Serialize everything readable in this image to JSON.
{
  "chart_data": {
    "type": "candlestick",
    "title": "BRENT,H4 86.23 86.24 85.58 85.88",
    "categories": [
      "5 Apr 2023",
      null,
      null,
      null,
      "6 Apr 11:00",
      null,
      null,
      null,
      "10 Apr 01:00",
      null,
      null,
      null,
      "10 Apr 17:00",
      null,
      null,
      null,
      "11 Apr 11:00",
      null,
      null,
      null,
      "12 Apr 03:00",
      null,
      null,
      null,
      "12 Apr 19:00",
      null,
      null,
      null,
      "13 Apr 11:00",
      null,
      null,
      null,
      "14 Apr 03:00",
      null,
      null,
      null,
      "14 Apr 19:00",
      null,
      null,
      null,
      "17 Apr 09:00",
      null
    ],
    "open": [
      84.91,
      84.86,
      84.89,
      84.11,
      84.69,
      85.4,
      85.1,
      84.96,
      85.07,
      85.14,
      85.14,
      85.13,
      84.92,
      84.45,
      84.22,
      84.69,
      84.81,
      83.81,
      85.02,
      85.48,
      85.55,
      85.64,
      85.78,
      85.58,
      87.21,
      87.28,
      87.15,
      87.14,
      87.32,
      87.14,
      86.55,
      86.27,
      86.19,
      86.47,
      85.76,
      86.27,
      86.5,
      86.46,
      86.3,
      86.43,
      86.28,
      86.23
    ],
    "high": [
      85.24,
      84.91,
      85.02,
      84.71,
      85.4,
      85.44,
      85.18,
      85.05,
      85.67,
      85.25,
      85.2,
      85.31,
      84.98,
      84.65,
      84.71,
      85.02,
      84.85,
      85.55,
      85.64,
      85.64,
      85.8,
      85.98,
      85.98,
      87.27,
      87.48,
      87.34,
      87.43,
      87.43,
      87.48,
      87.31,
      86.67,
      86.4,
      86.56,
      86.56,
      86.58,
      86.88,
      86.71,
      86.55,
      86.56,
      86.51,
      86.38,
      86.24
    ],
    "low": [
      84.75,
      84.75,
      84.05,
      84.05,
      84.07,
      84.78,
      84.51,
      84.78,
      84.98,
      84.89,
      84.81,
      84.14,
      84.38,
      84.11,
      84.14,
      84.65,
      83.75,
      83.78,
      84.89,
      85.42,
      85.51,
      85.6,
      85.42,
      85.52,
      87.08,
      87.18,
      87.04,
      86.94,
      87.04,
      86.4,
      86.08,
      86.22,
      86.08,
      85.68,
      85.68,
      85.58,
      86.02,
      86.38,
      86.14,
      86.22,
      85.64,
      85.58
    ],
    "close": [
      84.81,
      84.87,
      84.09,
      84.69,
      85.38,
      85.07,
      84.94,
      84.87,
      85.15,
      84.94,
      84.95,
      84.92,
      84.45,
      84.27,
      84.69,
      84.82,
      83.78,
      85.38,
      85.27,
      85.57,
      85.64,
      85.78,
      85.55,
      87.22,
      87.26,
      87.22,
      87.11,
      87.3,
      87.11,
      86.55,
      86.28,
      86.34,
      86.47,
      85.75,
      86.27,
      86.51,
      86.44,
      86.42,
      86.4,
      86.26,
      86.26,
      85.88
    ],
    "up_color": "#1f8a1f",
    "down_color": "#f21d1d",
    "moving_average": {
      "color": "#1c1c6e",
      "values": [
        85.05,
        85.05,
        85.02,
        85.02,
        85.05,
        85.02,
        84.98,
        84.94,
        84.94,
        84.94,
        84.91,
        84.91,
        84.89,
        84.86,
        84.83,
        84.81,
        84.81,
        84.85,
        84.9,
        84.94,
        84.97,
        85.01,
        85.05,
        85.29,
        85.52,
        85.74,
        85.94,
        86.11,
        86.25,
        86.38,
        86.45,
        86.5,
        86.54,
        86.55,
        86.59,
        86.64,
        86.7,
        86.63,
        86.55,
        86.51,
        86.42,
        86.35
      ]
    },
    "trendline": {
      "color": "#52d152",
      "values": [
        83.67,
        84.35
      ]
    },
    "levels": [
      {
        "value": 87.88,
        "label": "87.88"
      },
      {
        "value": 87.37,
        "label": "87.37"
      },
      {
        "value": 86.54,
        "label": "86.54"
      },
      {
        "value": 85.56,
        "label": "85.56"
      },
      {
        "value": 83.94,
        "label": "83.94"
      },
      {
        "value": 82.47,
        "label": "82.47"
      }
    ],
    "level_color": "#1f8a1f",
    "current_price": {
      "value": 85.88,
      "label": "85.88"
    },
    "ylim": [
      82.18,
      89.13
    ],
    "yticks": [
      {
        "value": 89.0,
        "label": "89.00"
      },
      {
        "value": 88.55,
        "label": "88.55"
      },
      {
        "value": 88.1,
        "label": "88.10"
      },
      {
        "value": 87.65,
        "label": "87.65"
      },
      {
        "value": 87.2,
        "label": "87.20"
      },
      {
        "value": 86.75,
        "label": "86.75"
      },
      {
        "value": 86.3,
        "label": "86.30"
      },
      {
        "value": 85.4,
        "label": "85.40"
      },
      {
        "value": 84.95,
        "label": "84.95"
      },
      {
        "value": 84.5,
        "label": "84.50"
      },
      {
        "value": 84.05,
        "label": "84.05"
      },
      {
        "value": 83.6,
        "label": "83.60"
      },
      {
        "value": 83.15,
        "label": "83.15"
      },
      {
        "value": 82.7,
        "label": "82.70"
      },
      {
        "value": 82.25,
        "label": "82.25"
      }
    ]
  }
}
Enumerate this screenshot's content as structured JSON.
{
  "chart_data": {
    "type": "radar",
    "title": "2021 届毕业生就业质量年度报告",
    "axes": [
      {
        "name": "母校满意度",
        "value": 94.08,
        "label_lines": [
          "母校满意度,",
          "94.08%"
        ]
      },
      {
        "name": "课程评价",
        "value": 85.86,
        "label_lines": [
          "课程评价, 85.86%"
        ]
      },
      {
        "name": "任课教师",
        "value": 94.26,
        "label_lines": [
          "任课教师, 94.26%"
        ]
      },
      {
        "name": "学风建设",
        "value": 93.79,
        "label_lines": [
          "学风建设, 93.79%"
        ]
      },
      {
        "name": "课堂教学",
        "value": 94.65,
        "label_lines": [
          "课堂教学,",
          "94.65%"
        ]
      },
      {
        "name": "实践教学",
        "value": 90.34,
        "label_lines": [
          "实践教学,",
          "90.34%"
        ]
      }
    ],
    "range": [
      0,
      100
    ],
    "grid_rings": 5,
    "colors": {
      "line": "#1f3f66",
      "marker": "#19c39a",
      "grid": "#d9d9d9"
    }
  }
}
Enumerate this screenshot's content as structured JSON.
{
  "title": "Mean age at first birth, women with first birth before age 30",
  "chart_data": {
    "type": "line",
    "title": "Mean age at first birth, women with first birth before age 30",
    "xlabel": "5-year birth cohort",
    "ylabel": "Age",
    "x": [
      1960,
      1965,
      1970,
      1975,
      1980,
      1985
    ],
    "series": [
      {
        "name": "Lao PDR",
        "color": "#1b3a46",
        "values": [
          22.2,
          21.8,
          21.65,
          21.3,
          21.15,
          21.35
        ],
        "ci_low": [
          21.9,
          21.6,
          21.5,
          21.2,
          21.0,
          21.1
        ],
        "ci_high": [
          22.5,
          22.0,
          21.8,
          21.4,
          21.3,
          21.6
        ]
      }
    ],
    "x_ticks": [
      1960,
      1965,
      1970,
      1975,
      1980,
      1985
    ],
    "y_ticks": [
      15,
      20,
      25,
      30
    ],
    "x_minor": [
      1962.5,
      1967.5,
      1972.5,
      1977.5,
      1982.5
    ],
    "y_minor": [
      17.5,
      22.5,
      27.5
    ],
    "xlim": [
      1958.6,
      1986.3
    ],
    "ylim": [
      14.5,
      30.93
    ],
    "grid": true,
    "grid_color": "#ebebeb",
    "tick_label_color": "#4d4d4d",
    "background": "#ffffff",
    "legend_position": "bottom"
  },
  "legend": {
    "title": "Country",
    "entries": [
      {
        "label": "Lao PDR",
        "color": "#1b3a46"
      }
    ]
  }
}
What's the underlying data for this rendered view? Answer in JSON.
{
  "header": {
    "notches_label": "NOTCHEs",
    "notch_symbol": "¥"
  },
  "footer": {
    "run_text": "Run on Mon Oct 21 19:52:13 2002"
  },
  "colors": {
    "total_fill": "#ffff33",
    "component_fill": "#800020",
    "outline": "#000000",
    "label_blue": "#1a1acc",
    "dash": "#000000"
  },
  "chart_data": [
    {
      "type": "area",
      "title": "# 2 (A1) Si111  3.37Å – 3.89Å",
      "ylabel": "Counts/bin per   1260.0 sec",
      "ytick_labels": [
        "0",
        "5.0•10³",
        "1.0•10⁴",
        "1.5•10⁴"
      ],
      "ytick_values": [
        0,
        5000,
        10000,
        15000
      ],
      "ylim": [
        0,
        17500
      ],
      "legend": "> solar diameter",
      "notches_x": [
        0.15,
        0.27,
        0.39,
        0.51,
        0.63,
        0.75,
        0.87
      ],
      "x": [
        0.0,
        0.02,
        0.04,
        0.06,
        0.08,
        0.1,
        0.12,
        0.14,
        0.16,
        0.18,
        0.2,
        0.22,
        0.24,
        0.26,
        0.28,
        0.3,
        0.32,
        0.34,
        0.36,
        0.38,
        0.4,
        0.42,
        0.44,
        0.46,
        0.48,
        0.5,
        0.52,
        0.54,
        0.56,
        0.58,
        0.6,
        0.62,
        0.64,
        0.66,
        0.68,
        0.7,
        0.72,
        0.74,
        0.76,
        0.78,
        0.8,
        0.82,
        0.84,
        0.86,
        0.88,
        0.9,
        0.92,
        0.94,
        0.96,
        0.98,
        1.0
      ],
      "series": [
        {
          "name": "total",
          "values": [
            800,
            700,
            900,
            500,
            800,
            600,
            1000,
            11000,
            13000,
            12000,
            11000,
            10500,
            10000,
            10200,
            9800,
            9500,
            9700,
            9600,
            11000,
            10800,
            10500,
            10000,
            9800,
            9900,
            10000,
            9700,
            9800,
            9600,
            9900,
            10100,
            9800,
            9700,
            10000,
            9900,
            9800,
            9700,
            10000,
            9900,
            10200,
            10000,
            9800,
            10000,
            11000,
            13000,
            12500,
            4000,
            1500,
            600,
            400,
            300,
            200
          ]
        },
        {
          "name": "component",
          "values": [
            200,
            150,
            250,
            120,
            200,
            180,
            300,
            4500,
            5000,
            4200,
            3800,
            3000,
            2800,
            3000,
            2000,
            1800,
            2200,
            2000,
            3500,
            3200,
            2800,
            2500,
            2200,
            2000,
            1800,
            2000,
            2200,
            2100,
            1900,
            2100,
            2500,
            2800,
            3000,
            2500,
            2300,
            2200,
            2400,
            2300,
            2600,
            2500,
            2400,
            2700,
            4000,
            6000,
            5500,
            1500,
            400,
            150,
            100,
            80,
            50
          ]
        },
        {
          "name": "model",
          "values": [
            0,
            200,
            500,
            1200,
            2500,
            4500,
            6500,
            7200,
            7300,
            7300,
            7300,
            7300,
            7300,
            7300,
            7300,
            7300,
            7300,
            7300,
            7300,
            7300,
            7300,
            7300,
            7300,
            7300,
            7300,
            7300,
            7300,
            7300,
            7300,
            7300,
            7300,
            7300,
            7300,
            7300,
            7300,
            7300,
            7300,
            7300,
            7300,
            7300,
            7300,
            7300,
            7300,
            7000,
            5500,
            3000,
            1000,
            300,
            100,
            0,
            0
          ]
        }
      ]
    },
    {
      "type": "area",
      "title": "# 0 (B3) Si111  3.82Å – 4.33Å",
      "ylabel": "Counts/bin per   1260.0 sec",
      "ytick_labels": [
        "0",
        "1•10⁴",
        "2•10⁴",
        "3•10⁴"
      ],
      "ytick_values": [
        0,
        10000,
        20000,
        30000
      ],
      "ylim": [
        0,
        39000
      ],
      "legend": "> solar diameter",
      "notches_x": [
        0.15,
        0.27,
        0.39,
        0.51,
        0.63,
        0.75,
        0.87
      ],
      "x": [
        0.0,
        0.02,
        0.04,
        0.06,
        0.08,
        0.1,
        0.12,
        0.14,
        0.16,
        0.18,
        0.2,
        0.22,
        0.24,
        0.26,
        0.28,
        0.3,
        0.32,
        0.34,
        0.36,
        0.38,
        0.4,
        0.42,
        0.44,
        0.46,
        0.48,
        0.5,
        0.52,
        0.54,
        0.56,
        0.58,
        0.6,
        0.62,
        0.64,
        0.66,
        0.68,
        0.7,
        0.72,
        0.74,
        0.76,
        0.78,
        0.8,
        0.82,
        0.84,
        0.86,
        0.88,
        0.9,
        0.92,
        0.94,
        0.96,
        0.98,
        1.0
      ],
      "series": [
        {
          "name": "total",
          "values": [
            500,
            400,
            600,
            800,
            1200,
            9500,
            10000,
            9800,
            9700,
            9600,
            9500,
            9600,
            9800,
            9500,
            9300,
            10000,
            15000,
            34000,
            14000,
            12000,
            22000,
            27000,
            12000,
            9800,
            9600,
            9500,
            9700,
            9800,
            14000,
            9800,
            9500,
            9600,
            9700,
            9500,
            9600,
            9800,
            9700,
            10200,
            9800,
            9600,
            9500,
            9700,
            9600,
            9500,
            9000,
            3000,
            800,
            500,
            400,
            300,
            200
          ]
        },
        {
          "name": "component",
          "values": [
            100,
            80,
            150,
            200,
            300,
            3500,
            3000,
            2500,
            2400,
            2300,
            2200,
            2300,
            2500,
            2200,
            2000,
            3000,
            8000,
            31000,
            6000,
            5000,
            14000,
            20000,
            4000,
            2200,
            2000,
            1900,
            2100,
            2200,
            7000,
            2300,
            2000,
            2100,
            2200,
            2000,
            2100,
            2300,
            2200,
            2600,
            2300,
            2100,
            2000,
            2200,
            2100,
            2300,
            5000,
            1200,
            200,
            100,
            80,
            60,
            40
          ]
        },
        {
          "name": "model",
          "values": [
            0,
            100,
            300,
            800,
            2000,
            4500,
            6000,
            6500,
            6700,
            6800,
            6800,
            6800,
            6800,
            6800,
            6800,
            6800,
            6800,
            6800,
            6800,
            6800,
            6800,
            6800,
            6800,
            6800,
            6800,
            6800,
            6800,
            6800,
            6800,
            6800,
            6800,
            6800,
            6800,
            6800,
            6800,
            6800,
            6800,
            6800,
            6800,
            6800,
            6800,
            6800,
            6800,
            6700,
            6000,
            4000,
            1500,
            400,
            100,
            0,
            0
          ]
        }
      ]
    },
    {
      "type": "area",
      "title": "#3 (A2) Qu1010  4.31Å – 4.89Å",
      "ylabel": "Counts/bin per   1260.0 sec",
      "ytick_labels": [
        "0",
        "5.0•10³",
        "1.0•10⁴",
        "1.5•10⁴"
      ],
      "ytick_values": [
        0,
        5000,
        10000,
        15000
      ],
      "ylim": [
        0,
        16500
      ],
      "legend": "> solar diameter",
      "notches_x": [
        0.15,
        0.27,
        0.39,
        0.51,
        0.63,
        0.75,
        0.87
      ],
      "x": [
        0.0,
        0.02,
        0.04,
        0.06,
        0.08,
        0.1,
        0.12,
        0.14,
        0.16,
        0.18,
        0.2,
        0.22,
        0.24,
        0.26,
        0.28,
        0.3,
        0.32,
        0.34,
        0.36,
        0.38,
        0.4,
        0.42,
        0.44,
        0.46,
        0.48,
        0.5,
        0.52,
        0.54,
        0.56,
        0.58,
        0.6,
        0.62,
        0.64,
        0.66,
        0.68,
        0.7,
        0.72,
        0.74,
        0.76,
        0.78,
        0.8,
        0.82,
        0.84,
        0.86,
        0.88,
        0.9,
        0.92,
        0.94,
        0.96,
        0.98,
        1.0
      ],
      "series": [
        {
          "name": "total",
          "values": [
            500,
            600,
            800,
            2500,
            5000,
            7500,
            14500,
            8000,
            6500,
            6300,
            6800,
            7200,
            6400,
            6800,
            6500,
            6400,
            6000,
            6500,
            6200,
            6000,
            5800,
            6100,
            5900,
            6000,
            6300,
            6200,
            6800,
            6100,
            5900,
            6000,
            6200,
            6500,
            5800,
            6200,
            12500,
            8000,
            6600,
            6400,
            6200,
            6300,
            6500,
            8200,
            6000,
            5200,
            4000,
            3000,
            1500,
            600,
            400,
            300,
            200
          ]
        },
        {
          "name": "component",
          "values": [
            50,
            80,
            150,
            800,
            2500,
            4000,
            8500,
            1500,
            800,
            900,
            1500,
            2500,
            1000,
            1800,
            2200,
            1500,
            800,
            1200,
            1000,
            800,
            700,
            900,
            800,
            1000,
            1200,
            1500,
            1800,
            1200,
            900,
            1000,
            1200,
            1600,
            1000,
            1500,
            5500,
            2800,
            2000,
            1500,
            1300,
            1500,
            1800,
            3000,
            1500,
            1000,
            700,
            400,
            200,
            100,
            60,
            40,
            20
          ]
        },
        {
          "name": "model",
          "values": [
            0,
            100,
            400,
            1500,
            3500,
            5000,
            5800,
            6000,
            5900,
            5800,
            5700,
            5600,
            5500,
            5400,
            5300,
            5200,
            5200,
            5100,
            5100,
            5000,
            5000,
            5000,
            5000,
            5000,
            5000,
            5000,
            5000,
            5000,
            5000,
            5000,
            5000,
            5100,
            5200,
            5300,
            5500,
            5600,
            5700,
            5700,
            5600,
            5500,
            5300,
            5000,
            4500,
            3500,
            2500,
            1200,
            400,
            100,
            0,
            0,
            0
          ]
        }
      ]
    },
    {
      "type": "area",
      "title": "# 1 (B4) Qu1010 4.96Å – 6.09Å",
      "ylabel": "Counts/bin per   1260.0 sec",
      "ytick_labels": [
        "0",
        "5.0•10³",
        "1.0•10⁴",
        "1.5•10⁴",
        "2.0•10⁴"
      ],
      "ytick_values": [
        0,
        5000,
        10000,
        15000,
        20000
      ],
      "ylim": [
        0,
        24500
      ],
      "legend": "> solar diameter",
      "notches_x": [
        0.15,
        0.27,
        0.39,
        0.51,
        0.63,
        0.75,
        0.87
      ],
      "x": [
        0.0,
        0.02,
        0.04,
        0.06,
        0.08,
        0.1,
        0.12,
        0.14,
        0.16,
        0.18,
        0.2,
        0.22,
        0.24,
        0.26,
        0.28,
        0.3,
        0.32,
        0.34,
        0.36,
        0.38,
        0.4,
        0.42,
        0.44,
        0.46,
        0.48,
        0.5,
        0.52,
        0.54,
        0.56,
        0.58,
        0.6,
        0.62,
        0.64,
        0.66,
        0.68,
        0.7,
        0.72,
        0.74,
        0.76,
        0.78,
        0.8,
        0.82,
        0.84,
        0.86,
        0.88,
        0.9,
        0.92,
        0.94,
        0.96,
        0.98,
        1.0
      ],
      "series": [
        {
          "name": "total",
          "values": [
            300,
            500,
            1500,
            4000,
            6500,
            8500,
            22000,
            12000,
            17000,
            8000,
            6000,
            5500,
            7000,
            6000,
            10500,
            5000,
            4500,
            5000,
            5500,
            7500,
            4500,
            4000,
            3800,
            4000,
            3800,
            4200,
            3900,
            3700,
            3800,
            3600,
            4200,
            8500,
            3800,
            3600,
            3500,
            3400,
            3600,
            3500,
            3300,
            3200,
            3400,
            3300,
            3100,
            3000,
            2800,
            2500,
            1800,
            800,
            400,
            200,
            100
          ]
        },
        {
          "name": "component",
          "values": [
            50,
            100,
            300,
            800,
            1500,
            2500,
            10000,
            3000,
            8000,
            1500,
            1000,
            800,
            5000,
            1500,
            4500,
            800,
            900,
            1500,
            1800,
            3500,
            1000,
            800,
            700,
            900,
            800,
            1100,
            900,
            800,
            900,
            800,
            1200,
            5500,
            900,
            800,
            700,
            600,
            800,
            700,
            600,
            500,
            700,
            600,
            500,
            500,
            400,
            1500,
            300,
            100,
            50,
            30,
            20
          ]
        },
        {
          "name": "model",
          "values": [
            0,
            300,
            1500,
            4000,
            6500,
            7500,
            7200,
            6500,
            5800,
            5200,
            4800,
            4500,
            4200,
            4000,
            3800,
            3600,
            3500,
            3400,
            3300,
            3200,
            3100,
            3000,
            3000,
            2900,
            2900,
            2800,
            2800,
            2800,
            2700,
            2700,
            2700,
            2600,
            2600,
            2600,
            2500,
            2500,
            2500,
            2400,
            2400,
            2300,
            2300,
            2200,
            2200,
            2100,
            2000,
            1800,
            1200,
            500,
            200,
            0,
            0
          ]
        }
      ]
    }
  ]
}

* _Task brief_: In the listing, find all lines with the string "Mean" and copy them.

* _Task response_:
  "title": "Mean age at first birth, women with first birth before age 30",
    "title": "Mean age at first birth, women with first birth before age 30",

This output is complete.